PROBLEM TO WORK ON = Quote all entries in full, exactly.
— BEGIN DATA EXCERPTS —
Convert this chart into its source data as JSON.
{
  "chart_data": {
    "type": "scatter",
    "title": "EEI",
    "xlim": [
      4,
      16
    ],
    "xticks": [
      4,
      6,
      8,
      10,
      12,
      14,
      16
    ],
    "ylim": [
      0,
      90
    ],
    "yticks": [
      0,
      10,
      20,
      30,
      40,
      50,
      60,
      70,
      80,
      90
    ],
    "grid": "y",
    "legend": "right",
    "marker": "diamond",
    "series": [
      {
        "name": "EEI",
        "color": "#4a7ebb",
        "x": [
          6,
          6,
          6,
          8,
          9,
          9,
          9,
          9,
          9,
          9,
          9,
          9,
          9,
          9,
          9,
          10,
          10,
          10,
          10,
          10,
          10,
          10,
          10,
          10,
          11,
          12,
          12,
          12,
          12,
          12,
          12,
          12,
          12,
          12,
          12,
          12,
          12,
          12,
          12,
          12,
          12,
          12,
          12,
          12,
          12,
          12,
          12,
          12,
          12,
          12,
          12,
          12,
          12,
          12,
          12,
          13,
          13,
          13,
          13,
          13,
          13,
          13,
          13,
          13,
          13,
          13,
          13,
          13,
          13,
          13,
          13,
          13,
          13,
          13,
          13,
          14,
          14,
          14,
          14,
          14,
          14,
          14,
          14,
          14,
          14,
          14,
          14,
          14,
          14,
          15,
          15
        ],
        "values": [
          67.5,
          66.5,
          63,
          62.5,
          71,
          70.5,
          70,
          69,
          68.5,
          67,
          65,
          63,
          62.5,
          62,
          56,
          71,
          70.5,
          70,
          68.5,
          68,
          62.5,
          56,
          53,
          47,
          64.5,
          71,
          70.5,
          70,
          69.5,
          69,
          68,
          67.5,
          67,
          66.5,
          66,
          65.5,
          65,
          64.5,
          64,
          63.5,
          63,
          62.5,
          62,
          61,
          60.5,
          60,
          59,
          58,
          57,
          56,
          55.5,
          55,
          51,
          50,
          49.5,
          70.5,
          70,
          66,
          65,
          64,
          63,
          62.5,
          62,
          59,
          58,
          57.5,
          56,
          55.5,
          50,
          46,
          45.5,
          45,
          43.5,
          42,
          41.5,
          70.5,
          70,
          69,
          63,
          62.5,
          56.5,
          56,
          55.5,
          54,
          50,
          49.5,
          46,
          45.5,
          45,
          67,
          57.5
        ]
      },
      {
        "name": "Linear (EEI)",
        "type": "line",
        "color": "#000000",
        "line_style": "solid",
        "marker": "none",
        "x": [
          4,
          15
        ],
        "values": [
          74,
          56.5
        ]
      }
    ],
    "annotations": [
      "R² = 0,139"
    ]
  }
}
— END DATA EXCERPTS —
SOLUTION FOR THIS TASK =
Convert this chart into its source data as JSON.
{
  "chart_data": {
    "type": "scatter",
    "title": "EEI",
    "xlim": [
      4,
      16
    ],
    "xticks": [
      4,
      6,
      8,
      10,
      12,
      14,
      16
    ],
    "ylim": [
      0,
      90
    ],
    "yticks": [
      0,
      10,
      20,
      30,
      40,
      50,
      60,
      70,
      80,
      90
    ],
    "grid": "y",
    "legend": "right",
    "marker": "diamond",
    "series": [
      {
        "name": "EEI",
        "color": "#4a7ebb",
        "x": [
          6,
          6,
          6,
          8,
          9,
          9,
          9,
          9,
          9,
          9,
          9,
          9,
          9,
          9,
          9,
          10,
          10,
          10,
          10,
          10,
          10,
          10,
          10,
          10,
          11,
          12,
          12,
          12,
          12,
          12,
          12,
          12,
          12,
          12,
          12,
          12,
          12,
          12,
          12,
          12,
          12,
          12,
          12,
          12,
          12,
          12,
          12,
          12,
          12,
          12,
          12,
          12,
          12,
          12,
          12,
          13,
          13,
          13,
          13,
          13,
          13,
          13,
          13,
          13,
          13,
          13,
          13,
          13,
          13,
          13,
          13,
          13,
          13,
          13,
          13,
          14,
          14,
          14,
          14,
          14,
          14,
          14,
          14,
          14,
          14,
          14,
          14,
          14,
          14,
          15,
          15
        ],
        "values": [
          67.5,
          66.5,
          63,
          62.5,
          71,
          70.5,
          70,
          69,
          68.5,
          67,
          65,
          63,
          62.5,
          62,
          56,
          71,
          70.5,
          70,
          68.5,
          68,
          62.5,
          56,
          53,
          47,
          64.5,
          71,
          70.5,
          70,
          69.5,
          69,
          68,
          67.5,
          67,
          66.5,
          66,
          65.5,
          65,
          64.5,
          64,
          63.5,
          63,
          62.5,
          62,
          61,
          60.5,
          60,
          59,
          58,
          57,
          56,
          55.5,
          55,
          51,
          50,
          49.5,
          70.5,
          70,
          66,
          65,
          64,
          63,
          62.5,
          62,
          59,
          58,
          57.5,
          56,
          55.5,
          50,
          46,
          45.5,
          45,
          43.5,
          42,
          41.5,
          70.5,
          70,
          69,
          63,
          62.5,
          56.5,
          56,
          55.5,
          54,
          50,
          49.5,
          46,
          45.5,
          45,
          67,
          57.5
        ]
      },
      {
        "name": "Linear (EEI)",
        "type": "line",
        "color": "#000000",
        "line_style": "solid",
        "marker": "none",
        "x": [
          4,
          15
        ],
        "values": [
          74,
          56.5
        ]
      }
    ],
    "annotations": [
      "R² = 0,139"
    ]
  }
}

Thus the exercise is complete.